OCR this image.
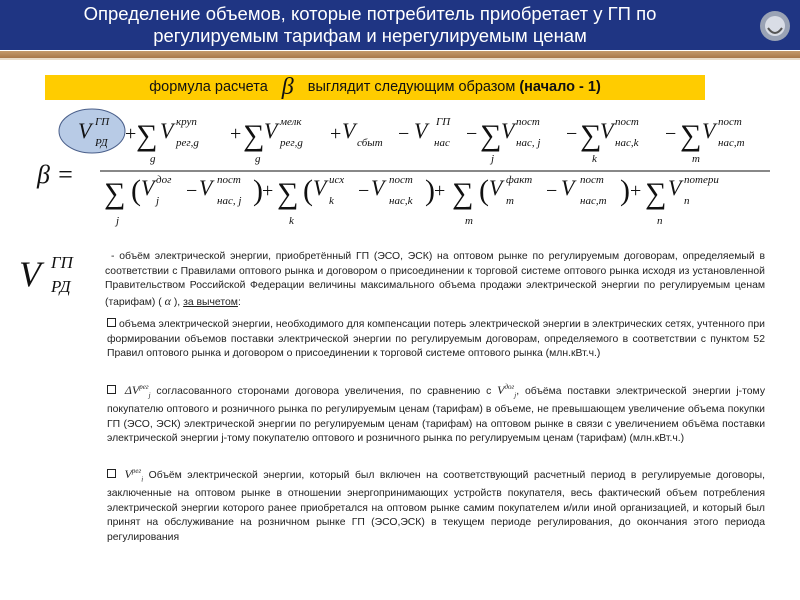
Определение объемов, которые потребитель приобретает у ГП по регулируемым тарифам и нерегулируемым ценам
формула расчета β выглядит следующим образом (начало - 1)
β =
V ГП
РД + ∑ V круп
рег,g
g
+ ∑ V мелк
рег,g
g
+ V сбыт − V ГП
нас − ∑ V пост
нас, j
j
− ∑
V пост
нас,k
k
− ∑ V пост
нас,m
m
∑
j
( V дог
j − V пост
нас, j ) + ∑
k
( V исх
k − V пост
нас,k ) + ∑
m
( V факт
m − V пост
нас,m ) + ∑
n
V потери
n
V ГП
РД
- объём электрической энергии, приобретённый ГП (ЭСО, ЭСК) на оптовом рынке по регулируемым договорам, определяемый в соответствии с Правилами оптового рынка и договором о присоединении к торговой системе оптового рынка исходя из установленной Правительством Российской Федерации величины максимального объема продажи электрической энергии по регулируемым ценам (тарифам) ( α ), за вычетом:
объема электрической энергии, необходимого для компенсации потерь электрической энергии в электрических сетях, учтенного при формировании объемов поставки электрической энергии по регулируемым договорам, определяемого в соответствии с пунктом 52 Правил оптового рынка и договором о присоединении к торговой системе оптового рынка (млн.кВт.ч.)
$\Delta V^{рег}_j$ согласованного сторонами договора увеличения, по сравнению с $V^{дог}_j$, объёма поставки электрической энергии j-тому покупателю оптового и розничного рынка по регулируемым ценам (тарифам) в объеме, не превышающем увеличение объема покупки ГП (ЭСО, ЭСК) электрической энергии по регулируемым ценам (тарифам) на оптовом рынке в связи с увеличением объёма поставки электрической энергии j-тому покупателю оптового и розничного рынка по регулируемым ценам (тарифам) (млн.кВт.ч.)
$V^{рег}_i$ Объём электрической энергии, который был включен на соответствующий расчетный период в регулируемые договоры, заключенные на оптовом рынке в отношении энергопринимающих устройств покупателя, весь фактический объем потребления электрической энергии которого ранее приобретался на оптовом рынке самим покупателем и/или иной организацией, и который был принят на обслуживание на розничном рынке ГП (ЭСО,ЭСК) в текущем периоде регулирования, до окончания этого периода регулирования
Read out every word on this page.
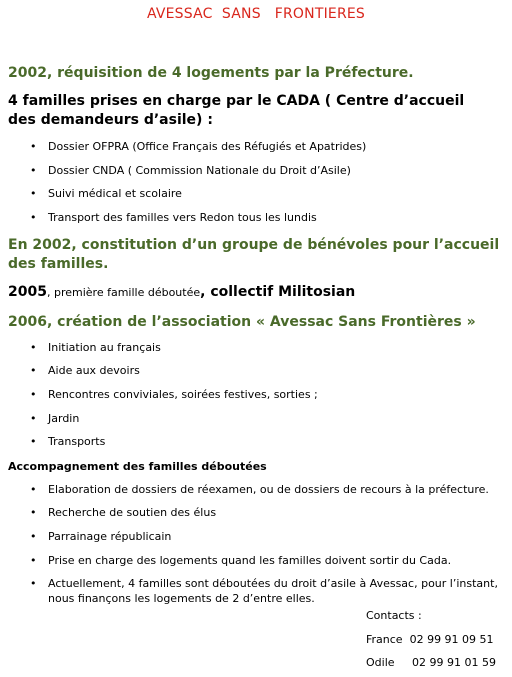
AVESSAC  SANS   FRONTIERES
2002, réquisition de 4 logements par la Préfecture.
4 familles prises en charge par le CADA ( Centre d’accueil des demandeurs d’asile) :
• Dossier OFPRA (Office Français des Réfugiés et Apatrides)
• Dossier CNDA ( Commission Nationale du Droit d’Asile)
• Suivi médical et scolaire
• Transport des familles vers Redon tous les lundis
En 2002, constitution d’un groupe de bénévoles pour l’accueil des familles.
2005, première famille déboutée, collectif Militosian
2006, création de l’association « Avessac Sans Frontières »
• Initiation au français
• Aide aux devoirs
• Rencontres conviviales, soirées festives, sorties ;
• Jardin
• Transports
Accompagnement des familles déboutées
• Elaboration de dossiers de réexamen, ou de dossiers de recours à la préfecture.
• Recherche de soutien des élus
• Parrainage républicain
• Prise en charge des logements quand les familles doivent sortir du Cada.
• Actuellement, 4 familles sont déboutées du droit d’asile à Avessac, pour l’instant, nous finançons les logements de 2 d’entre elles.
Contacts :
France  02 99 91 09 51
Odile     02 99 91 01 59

## Brief
Wherever the string "присоединении" appears in the entries above, list that line.

## Expected answer
- объём электрической энергии, приобретённый ГП (ЭСО, ЭСК) на оптовом рынке по регулируемым договорам, определяемый в соответствии с Правилами оптового рынка и договором о присоединении к торговой системе оптового рынка исходя из установленной Правительством Российской Федерации величины максимального объема продажи электрической энергии по регулируемым ценам (тарифам) ( α ), за вычетом:
объема электрической энергии, необходимого для компенсации потерь электрической энергии в электрических сетях, учтенного при формировании объемов поставки электрической энергии по регулируемым договорам, определяемого в соответствии с пунктом 52 Правил оптового рынка и договором о присоединении к торговой системе оптового рынка (млн.кВт.ч.)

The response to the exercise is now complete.